* **WHAT YOU SHOULD DO**:
Select, from the data, each line where "COURT" occurs.
********************
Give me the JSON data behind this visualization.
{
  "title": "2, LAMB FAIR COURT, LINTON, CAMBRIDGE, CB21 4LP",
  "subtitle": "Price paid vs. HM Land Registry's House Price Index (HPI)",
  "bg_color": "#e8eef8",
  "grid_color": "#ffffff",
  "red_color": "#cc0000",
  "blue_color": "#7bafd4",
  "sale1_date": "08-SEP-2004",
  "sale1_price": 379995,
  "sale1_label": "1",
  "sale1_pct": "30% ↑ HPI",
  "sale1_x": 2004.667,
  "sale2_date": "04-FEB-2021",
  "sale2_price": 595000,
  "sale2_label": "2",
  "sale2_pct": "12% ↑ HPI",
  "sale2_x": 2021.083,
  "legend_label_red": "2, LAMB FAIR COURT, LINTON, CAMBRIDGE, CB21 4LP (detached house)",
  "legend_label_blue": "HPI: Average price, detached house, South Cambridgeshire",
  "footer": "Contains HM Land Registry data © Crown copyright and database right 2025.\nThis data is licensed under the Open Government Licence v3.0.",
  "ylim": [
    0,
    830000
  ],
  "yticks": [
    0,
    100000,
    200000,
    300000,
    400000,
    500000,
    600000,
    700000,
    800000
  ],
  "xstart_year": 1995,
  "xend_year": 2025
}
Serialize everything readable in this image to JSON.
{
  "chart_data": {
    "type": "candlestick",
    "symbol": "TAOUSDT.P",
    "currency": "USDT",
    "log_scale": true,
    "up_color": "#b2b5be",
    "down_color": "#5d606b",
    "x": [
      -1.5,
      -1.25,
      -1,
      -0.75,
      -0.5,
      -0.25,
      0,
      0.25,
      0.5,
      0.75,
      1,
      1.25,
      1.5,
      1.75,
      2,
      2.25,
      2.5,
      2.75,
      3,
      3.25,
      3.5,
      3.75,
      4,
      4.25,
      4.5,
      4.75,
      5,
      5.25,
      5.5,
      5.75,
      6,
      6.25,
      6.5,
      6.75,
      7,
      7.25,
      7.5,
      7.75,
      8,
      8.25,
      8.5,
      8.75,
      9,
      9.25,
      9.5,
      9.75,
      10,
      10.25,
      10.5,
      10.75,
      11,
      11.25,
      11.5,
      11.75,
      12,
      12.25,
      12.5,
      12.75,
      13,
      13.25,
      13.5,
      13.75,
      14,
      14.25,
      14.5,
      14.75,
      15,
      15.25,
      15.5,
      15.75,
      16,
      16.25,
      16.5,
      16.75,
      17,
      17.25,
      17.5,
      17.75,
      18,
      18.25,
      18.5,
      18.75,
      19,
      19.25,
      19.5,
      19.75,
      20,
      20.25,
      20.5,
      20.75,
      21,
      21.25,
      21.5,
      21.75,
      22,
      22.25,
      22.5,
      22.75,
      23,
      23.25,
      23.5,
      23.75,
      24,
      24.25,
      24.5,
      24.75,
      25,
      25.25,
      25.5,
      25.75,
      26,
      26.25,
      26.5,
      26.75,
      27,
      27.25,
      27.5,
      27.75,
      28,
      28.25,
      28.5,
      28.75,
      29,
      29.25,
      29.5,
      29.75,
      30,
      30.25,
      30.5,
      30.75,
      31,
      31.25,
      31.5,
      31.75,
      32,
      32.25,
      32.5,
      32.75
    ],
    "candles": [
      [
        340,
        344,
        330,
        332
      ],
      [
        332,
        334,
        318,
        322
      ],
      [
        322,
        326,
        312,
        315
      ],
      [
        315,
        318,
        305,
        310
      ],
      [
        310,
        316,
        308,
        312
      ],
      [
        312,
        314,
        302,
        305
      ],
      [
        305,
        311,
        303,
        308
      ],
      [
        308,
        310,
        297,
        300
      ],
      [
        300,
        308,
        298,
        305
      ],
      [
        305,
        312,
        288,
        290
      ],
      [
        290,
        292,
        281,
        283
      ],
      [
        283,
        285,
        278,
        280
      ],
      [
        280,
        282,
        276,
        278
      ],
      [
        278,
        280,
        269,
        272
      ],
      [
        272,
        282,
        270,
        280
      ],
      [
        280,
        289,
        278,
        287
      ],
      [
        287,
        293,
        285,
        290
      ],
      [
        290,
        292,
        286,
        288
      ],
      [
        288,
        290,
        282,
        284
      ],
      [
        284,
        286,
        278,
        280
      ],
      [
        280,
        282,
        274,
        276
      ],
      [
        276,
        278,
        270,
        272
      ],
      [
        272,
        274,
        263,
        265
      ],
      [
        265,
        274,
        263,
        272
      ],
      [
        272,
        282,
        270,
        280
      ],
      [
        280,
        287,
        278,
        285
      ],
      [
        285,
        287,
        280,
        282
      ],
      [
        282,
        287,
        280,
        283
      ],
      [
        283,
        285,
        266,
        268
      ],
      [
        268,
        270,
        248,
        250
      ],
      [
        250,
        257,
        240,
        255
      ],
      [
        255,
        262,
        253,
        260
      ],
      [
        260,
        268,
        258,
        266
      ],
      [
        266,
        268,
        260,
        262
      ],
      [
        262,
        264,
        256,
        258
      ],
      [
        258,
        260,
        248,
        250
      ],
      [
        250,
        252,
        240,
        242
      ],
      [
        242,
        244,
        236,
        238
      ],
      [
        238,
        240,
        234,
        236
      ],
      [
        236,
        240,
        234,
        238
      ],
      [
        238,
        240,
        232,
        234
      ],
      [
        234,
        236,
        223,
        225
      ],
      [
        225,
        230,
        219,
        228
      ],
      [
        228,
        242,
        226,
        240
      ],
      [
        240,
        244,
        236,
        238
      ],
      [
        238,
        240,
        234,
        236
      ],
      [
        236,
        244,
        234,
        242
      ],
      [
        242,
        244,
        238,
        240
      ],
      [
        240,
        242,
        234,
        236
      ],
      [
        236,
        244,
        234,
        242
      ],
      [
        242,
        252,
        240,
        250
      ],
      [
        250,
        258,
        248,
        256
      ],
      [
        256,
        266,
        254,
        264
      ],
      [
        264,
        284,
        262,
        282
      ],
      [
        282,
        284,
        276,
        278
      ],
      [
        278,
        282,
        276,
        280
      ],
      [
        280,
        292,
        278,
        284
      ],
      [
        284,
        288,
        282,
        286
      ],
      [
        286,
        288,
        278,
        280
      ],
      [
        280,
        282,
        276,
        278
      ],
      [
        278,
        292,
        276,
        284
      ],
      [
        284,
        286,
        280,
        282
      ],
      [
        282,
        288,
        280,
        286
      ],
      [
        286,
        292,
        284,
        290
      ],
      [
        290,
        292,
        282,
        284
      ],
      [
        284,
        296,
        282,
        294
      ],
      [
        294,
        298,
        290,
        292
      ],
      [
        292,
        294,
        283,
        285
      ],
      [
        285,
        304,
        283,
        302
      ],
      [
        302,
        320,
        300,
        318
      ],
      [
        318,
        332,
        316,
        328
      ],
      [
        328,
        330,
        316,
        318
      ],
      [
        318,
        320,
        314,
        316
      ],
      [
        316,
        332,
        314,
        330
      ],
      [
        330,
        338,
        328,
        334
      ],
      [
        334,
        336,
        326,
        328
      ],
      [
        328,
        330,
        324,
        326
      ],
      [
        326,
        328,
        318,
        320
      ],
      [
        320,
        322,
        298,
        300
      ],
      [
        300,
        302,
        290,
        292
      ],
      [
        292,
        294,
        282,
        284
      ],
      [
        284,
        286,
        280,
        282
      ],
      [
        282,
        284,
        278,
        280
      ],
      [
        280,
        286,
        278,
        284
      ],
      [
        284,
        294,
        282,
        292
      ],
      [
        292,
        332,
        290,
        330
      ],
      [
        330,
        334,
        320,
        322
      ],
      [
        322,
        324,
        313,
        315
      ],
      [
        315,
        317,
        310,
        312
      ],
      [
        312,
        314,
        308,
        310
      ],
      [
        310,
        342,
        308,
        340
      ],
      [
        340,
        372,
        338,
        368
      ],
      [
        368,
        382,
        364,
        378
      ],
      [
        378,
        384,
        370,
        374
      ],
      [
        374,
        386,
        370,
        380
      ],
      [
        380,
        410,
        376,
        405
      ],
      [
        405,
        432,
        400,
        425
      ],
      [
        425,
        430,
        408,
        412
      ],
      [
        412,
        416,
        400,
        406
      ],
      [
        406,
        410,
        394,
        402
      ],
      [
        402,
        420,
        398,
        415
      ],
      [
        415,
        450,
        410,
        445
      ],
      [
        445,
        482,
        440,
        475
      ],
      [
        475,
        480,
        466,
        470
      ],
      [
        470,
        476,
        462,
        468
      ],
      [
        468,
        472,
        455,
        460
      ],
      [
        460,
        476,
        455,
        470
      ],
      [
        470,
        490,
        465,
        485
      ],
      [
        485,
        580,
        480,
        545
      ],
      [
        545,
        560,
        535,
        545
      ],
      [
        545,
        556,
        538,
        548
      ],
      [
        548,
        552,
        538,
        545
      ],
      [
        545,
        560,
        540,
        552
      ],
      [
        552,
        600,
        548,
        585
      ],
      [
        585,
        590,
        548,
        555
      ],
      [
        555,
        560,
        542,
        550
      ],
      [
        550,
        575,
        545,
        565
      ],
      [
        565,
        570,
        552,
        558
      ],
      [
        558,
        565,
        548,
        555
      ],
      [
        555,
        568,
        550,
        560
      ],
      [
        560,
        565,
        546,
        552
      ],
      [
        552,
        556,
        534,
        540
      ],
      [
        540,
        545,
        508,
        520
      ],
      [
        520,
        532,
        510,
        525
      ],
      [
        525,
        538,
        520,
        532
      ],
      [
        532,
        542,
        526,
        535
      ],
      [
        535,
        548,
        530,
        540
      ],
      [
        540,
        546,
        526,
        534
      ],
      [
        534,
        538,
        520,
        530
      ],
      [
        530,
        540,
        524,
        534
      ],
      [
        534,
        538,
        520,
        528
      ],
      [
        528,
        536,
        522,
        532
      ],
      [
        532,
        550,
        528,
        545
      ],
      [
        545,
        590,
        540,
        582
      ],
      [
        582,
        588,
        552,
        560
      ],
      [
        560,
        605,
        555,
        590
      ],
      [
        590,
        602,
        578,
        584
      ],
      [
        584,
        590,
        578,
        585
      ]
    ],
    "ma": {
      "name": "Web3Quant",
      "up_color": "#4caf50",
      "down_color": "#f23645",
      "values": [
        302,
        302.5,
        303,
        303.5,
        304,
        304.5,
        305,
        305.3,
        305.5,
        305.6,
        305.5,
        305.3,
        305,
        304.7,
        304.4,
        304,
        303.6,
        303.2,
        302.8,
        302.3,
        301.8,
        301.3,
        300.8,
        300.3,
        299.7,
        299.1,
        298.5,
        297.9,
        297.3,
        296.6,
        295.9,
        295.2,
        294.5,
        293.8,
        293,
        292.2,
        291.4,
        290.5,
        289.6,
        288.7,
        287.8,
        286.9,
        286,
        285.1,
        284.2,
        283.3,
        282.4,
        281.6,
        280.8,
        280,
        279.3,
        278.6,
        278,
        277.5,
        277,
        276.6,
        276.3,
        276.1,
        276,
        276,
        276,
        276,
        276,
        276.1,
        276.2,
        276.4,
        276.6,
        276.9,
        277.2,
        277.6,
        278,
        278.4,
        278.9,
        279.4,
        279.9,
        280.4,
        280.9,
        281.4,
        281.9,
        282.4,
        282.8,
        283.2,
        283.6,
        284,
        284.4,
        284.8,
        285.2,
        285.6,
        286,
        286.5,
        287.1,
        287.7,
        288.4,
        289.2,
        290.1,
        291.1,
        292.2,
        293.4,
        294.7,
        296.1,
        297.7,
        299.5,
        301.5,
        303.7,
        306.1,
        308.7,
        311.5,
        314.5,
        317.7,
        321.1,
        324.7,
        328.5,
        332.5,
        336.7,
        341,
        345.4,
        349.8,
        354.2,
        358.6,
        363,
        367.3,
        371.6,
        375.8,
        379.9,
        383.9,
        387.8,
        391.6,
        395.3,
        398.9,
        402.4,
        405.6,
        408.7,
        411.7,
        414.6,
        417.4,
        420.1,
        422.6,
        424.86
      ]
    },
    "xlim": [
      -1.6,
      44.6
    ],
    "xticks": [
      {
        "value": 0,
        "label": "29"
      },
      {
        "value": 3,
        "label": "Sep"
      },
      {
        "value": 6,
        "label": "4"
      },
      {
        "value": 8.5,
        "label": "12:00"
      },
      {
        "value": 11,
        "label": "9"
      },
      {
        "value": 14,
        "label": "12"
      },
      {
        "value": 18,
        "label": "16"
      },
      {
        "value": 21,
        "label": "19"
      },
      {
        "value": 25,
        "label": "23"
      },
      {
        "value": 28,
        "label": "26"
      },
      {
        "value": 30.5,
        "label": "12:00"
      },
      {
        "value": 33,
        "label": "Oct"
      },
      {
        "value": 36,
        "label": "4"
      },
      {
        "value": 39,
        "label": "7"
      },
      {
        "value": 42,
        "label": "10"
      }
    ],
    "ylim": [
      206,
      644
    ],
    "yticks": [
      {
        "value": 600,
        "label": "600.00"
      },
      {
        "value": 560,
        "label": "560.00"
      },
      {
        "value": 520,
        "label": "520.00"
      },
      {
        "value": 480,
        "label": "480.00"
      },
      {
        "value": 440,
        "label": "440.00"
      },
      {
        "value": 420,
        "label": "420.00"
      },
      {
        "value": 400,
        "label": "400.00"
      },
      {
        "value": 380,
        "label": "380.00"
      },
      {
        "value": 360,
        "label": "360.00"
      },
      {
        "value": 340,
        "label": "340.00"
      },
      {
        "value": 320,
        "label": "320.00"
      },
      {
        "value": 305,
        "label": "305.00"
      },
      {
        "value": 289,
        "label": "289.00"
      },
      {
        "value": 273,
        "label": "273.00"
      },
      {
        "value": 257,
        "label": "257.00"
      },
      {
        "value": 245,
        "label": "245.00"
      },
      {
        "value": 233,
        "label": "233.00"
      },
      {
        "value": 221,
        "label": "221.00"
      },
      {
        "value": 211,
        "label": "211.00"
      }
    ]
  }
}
********************
* **RESULT FOR THIS EXERCISE**:
  "title": "2, LAMB FAIR COURT, LINTON, CAMBRIDGE, CB21 4LP",
  "legend_label_red": "2, LAMB FAIR COURT, LINTON, CAMBRIDGE, CB21 4LP (detached house)",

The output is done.